» **REQUIRED WORK**
(a) Answer these about the SEC comment response letter below, one line each:
(i) On what date did the Staff send the letter of comments to which the Company is responding?
(ii) Who is the Senior Staff Attorney the letter is addressed to?
(iii) Which note was the date "July 1, 2014" in comment 2 meant to refer to?
(b) From the SEC comment response letter below, return the stretch from "6650 VIA AUSTI" through "F Street, N.E." verbatim.

» **DOCUMENT SECTION**
# # #

LAS VEGAS RAILWAY EXPRESS, INC.
6650 VIA AUSTI PARKWAY, SUITE 140
LAS VEGAS, NV 89119
Kathryn McHale
Senior Staff Attorney
U.S. Securities & Exchange Commission
Division of Corporation Finance
100 F Street, N.E.
Washington, D.C. 20549
| Re: | Las Vegas Railway Express, Inc. Revised Preliminary Proxy Statement on Schedule 14A Filed March 13, 2015 File No. 000-54648 |
By letter dated March 20, 2015, the staff (the “Staff,” “you” or “your”) of the U.S. Securities & Exchange Commission (the “Commission”) provided Las Vegas Railway Express, Inc. (the “Company,” “we,” “us” or “our”) with its comments to the Company’s Revised Preliminary Proxy Statement on Schedule 14A filed on March 13, 2015. We are in receipt of your letter and set forth below are the Company’s responses to the Staff’s comments. For your convenience, the comments are listed below, followed by the Company’s responses.
Proposal No.2
Purposes and Effects of Proposal 2, page 3
1. | We note your response to comment 1 of our letter dated February 27, 2015. Please revise the paragraphs relating to the November 22, 2013 purchase agreement and the April 11, 2014 Note Exchange Agreement to identify the institutional investor and debt holder. |
Response: The above-referenced paragraphs have been revised to identify the institutional investor and debt holder.
2. | Please revise and confirm that each of the agreements discussed beginning on page 4 are included in both the discussion in the second paragraph on page 3 and the table on page 3. As examples only, we note the following discrepancies: |
a. | The convertible note agreement with KBM Worldwide, dated March 25, 2014, is not included in the table; |
b. | The promissory note with KBM Worldwide, dated June 17, 2014, is not included in the paragraph on page 3; |
c. | The convertible promissory note dated July 1, 2014 is not included in the table or in the discussion beginning on page 4; and |
d. | The convertible promissory note with JSJ Investments, dated September 23, 2014 is not included in the table. |
Response: The above-referenced disclosures have been revised to reflect all of the agreements discussed beginning on page 4 being included in both the discussion in the second paragraph on page 3 and the table on page 3. Please note, however, that the convertible promissory note dated July 1, 2014 referenced in item c above has not been included; “July 1, 2014” is not the correct date, and this was intended to refer to the promissory note with KBM Worldwide, dated June 17, 2014, which has already been included, and the required correction has been made.
Potential for Dilution to the Ownership of Existing Shareholders and Other Effects of Proposal 2, page 5
3. | We note your response to comment 2 of our letter dated February 27, 2015. Please revise to quantify the potential dilution to earnings and book value on a per share basis, assuming full conversion of the notes. |
Response: The above-referenced information has been added to this disclosure.

# # #

Annotated region listings:

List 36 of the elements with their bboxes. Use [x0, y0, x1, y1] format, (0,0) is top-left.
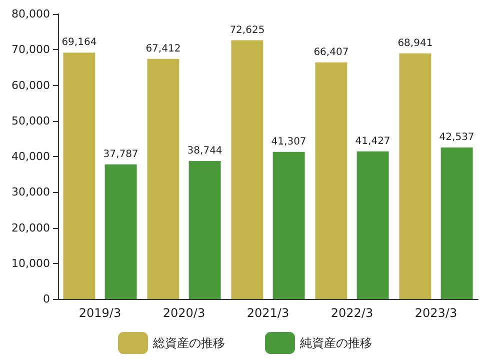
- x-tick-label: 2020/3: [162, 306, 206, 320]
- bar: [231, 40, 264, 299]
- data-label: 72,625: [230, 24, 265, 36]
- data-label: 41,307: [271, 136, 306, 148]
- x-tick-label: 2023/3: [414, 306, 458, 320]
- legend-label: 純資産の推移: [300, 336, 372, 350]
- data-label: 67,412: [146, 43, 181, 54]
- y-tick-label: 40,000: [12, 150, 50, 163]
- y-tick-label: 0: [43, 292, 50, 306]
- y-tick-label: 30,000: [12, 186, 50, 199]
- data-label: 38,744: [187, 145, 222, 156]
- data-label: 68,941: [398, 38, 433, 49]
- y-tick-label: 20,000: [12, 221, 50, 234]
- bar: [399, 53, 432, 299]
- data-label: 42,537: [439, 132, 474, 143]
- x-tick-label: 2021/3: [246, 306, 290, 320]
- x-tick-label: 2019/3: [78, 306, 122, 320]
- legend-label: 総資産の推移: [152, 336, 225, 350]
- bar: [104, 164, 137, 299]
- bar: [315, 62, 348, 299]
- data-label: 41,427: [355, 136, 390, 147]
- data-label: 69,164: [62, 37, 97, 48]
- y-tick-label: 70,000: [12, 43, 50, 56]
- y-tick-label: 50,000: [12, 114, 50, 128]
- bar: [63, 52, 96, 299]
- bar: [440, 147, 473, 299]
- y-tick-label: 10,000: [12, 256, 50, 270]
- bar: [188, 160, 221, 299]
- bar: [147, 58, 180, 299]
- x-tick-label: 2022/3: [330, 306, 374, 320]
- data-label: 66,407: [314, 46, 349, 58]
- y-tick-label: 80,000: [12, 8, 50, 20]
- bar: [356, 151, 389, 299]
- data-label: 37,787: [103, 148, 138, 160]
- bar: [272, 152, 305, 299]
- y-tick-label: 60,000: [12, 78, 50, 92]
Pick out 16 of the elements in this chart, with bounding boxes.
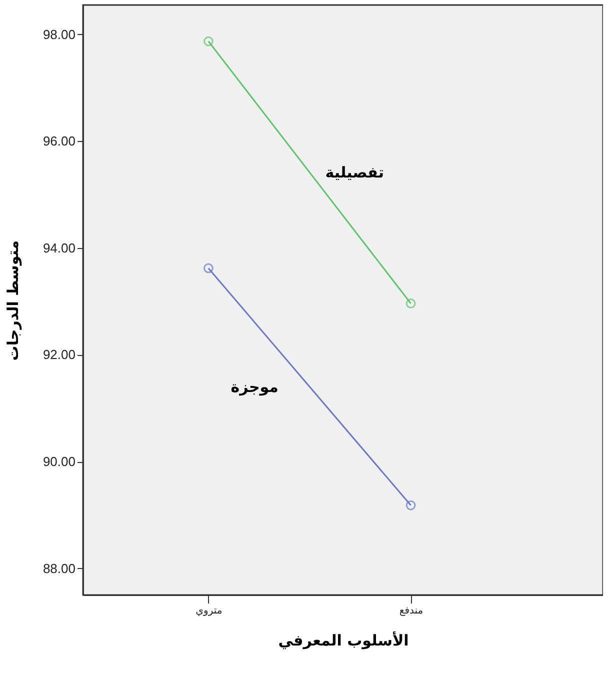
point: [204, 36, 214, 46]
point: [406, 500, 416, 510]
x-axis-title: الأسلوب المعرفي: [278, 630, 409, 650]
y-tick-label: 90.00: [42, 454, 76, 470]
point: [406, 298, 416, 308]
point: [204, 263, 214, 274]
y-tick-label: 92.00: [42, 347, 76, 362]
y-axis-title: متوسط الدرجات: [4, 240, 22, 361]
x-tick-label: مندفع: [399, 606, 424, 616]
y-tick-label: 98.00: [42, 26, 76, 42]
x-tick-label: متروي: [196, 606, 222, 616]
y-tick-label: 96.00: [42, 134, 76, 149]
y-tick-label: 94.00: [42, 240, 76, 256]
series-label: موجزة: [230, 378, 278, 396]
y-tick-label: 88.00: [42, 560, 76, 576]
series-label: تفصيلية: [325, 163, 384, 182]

# # #

» **ANSWERS GIVEN**
(a)
(i) March 20, 2015
(ii) Kathryn McHale
(iii) The promissory note with KBM Worldwide, dated June 17, 2014

(b)
6650 VIA AUSTI PARKWAY, SUITE 140
LAS VEGAS, NV 89119
Kathryn McHale
Senior Staff Attorney
U.S. Securities & Exchange Commission
Division of Corporation Finance
100 F Street, N.E.